(Items from a data source)
—————

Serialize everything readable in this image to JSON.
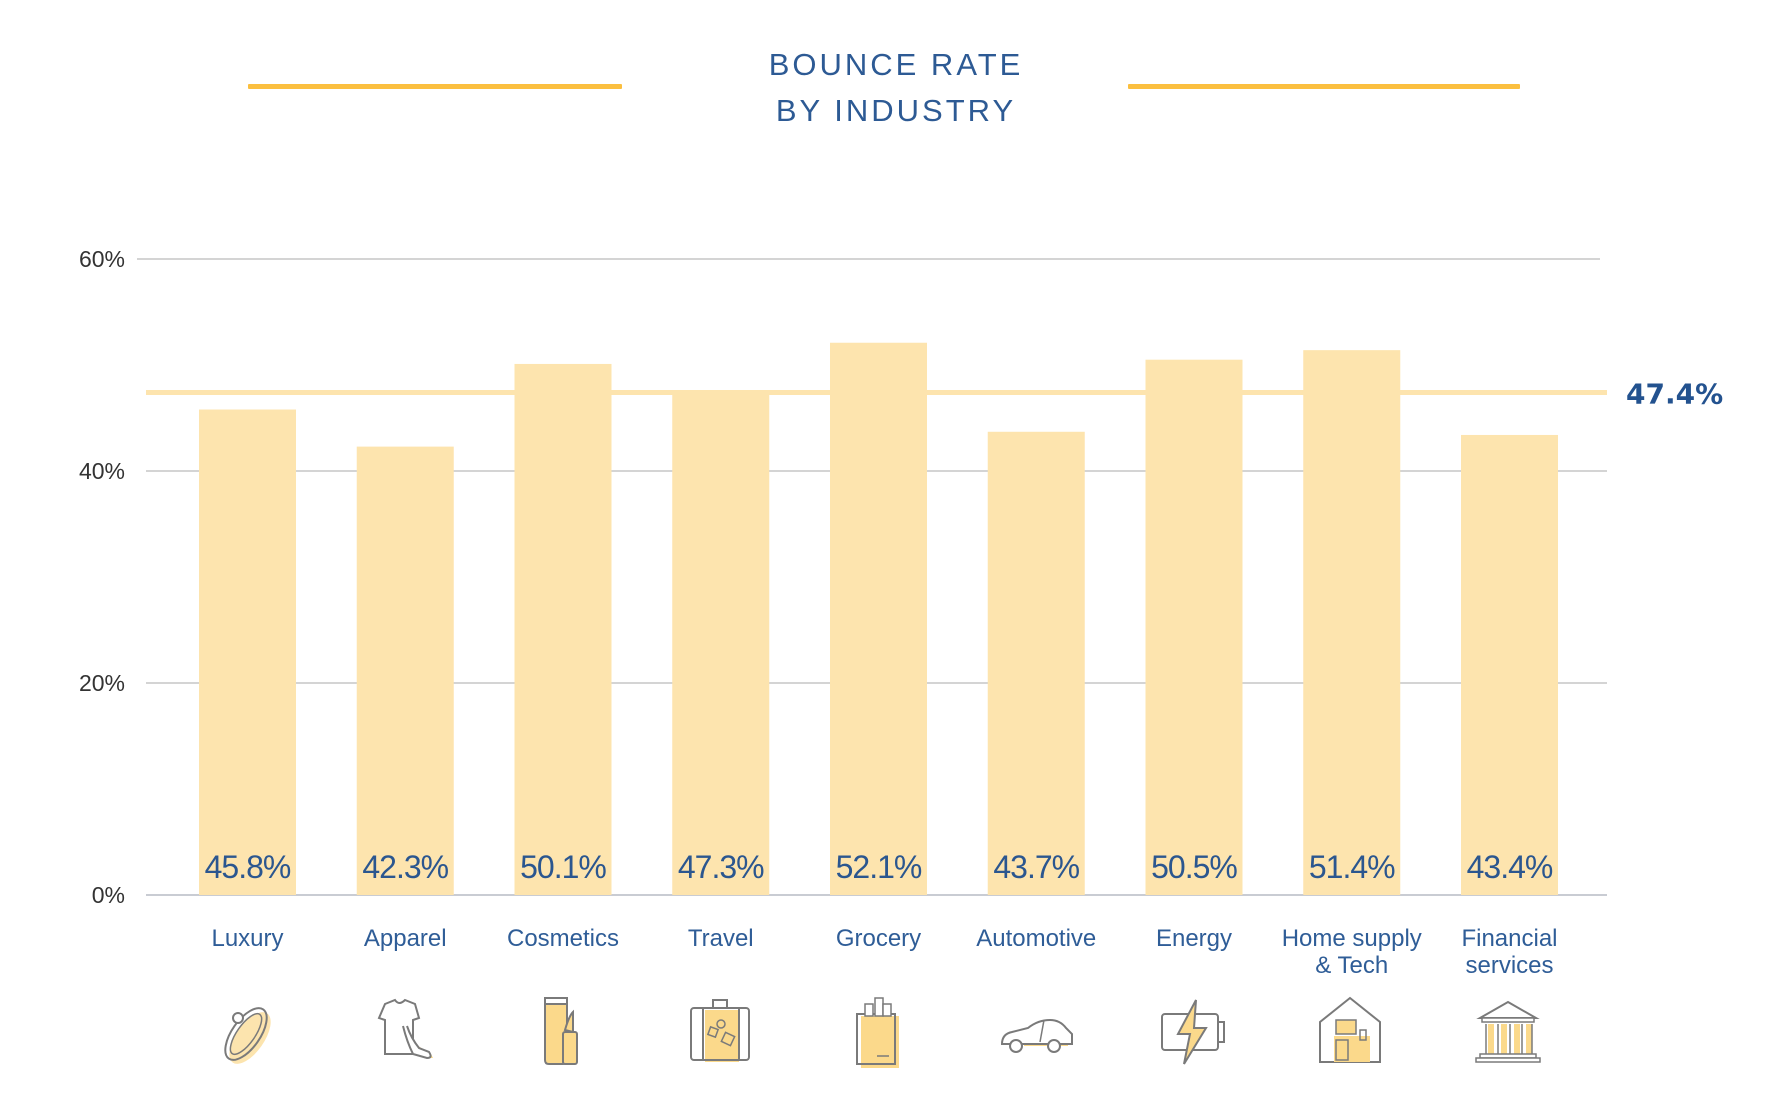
{
  "header": {
    "title_line1": "BOUNCE RATE",
    "title_line2": "BY INDUSTRY"
  },
  "colors": {
    "bar": "#FDE4AE",
    "average_line": "#FDE4AE",
    "accent_lines": "#FBBF3F",
    "text_blue": "#2B568F",
    "gridline": "#D4D4D4",
    "icon_stroke": "#7A7A7A",
    "icon_fill": "#FBD98B"
  },
  "chart_data": {
    "type": "bar",
    "title": "BOUNCE RATE BY INDUSTRY",
    "xlabel": "",
    "ylabel": "",
    "ylim": [
      0,
      60
    ],
    "yticks": [
      0,
      20,
      40,
      60
    ],
    "ytick_labels": [
      "0%",
      "20%",
      "40%",
      "60%"
    ],
    "grid": true,
    "categories": [
      "Luxury",
      "Apparel",
      "Cosmetics",
      "Travel",
      "Grocery",
      "Automotive",
      "Energy",
      "Home supply & Tech",
      "Financial services"
    ],
    "category_label_lines": [
      [
        "Luxury"
      ],
      [
        "Apparel"
      ],
      [
        "Cosmetics"
      ],
      [
        "Travel"
      ],
      [
        "Grocery"
      ],
      [
        "Automotive"
      ],
      [
        "Energy"
      ],
      [
        "Home supply",
        "& Tech"
      ],
      [
        "Financial",
        "services"
      ]
    ],
    "values": [
      45.8,
      42.3,
      50.1,
      47.3,
      52.1,
      43.7,
      50.5,
      51.4,
      43.4
    ],
    "value_labels": [
      "45.8%",
      "42.3%",
      "50.1%",
      "47.3%",
      "52.1%",
      "43.7%",
      "50.5%",
      "51.4%",
      "43.4%"
    ],
    "icons": [
      "ring-icon",
      "apparel-icon",
      "cosmetics-icon",
      "suitcase-icon",
      "grocery-bag-icon",
      "car-icon",
      "battery-icon",
      "home-tech-icon",
      "bank-icon"
    ],
    "average": {
      "value": 47.4,
      "label": "47.4%"
    }
  }
}
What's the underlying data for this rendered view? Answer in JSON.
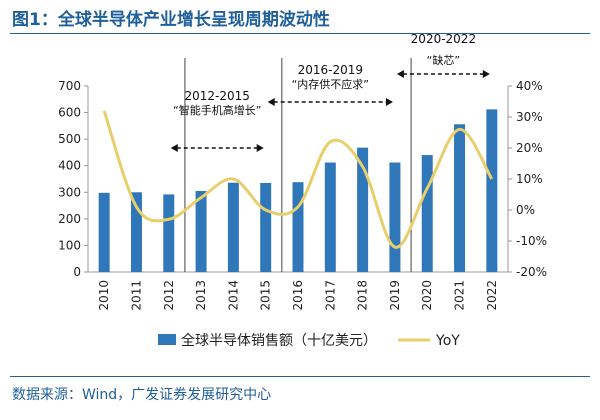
{
  "header": {
    "title": "图1：全球半导体产业增长呈现周期波动性"
  },
  "footer": {
    "source": "数据来源：Wind，广发证券发展研究中心"
  },
  "colors": {
    "bar": "#2f77b9",
    "line": "#e8cf6b",
    "title": "#1f5f9a"
  },
  "chart_data": {
    "type": "bar",
    "title": "",
    "categories": [
      "2010",
      "2011",
      "2012",
      "2013",
      "2014",
      "2015",
      "2016",
      "2017",
      "2018",
      "2019",
      "2020",
      "2021",
      "2022"
    ],
    "series": [
      {
        "name": "全球半导体销售额（十亿美元）",
        "type": "bar",
        "axis": "left",
        "values": [
          298,
          300,
          292,
          305,
          336,
          335,
          338,
          412,
          468,
          412,
          440,
          556,
          612
        ]
      },
      {
        "name": "YoY",
        "type": "line",
        "axis": "right",
        "values": [
          32,
          1,
          -3,
          4,
          10,
          0,
          1,
          22,
          14,
          -12,
          7,
          26,
          10
        ]
      }
    ],
    "ylim": [
      0,
      700
    ],
    "y2lim": [
      -20,
      40
    ],
    "yticks": [
      "0",
      "100",
      "200",
      "300",
      "400",
      "500",
      "600",
      "700"
    ],
    "y2ticks": [
      "-20%",
      "-10%",
      "0%",
      "10%",
      "20%",
      "30%",
      "40%"
    ],
    "grid": false,
    "legend_position": "bottom",
    "annotations": [
      {
        "period": "2012-2015",
        "label": "“智能手机高增长”"
      },
      {
        "period": "2016-2019",
        "label": "“内存供不应求”"
      },
      {
        "period": "2020-2022",
        "label": "“缺芯”"
      }
    ]
  }
}
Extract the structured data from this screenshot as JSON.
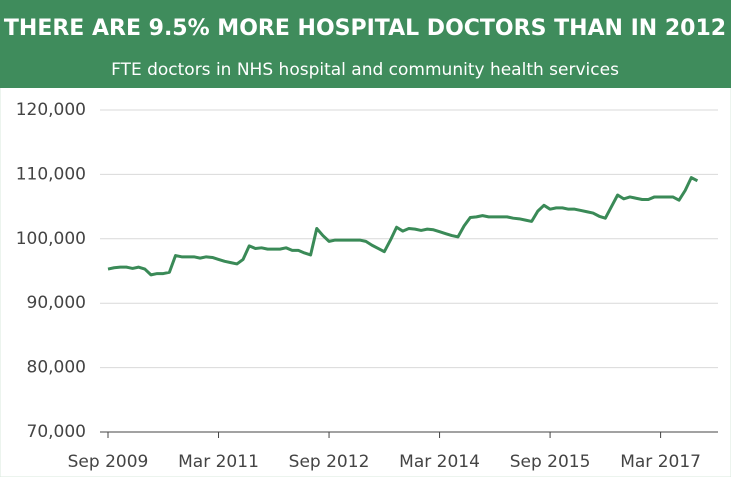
{
  "chart_data": {
    "type": "line",
    "title": "THERE ARE 9.5% MORE HOSPITAL DOCTORS THAN IN 2012",
    "subtitle": "FTE doctors in NHS hospital and community health services",
    "x": [
      "Sep 2009",
      "Oct 2009",
      "Nov 2009",
      "Dec 2009",
      "Jan 2010",
      "Feb 2010",
      "Mar 2010",
      "Apr 2010",
      "May 2010",
      "Jun 2010",
      "Jul 2010",
      "Aug 2010",
      "Sep 2010",
      "Oct 2010",
      "Nov 2010",
      "Dec 2010",
      "Jan 2011",
      "Feb 2011",
      "Mar 2011",
      "Apr 2011",
      "May 2011",
      "Jun 2011",
      "Jul 2011",
      "Aug 2011",
      "Sep 2011",
      "Oct 2011",
      "Nov 2011",
      "Dec 2011",
      "Jan 2012",
      "Feb 2012",
      "Mar 2012",
      "Apr 2012",
      "May 2012",
      "Jun 2012",
      "Jul 2012",
      "Aug 2012",
      "Sep 2012",
      "Oct 2012",
      "Nov 2012",
      "Dec 2012",
      "Jan 2013",
      "Feb 2013",
      "Mar 2013",
      "Apr 2013",
      "May 2013",
      "Jun 2013",
      "Jul 2013",
      "Aug 2013",
      "Sep 2013",
      "Oct 2013",
      "Nov 2013",
      "Dec 2013",
      "Jan 2014",
      "Feb 2014",
      "Mar 2014",
      "Apr 2014",
      "May 2014",
      "Jun 2014",
      "Jul 2014",
      "Aug 2014",
      "Sep 2014",
      "Oct 2014",
      "Nov 2014",
      "Dec 2014",
      "Jan 2015",
      "Feb 2015",
      "Mar 2015",
      "Apr 2015",
      "May 2015",
      "Jun 2015",
      "Jul 2015",
      "Aug 2015",
      "Sep 2015",
      "Oct 2015",
      "Nov 2015",
      "Dec 2015",
      "Jan 2016",
      "Feb 2016",
      "Mar 2016",
      "Apr 2016",
      "May 2016",
      "Jun 2016",
      "Jul 2016",
      "Aug 2016",
      "Sep 2016",
      "Oct 2016",
      "Nov 2016",
      "Dec 2016",
      "Jan 2017",
      "Feb 2017",
      "Mar 2017",
      "Apr 2017",
      "May 2017",
      "Jun 2017",
      "Jul 2017",
      "Aug 2017",
      "Sep 2017"
    ],
    "series": [
      {
        "color": "#3a8a57",
        "values": [
          95300,
          95500,
          95600,
          95600,
          95400,
          95600,
          95300,
          94400,
          94600,
          94600,
          94800,
          97400,
          97200,
          97200,
          97200,
          97000,
          97200,
          97100,
          96800,
          96500,
          96300,
          96100,
          96800,
          98900,
          98500,
          98600,
          98400,
          98400,
          98400,
          98600,
          98200,
          98200,
          97800,
          97500,
          101600,
          100500,
          99600,
          99800,
          99800,
          99800,
          99800,
          99800,
          99600,
          99000,
          98500,
          98000,
          99800,
          101800,
          101200,
          101600,
          101500,
          101300,
          101500,
          101400,
          101100,
          100800,
          100500,
          100300,
          102000,
          103300,
          103400,
          103600,
          103400,
          103400,
          103400,
          103400,
          103200,
          103100,
          102900,
          102700,
          104300,
          105200,
          104600,
          104800,
          104800,
          104600,
          104600,
          104400,
          104200,
          104000,
          103500,
          103200,
          105000,
          106800,
          106200,
          106500,
          106300,
          106100,
          106100,
          106500,
          106500,
          106500,
          106500,
          106000,
          107500,
          109500,
          109000
        ]
      }
    ],
    "xticks": [
      "Sep 2009",
      "Mar 2011",
      "Sep 2012",
      "Mar 2014",
      "Sep 2015",
      "Mar 2017"
    ],
    "ylim": [
      70000,
      120000
    ],
    "yticks": [
      {
        "value": 70000,
        "label": "70,000"
      },
      {
        "value": 80000,
        "label": "80,000"
      },
      {
        "value": 90000,
        "label": "90,000"
      },
      {
        "value": 100000,
        "label": "100,000"
      },
      {
        "value": 110000,
        "label": "110,000"
      },
      {
        "value": 120000,
        "label": "120,000"
      }
    ],
    "grid": true
  }
}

—————

● What the task requires
Look through the listing above. Pick out each line with "INDUSTRY" and copy it.

● Response to the exercise
    "title_line2": "BY INDUSTRY"
    "title": "BOUNCE RATE BY INDUSTRY",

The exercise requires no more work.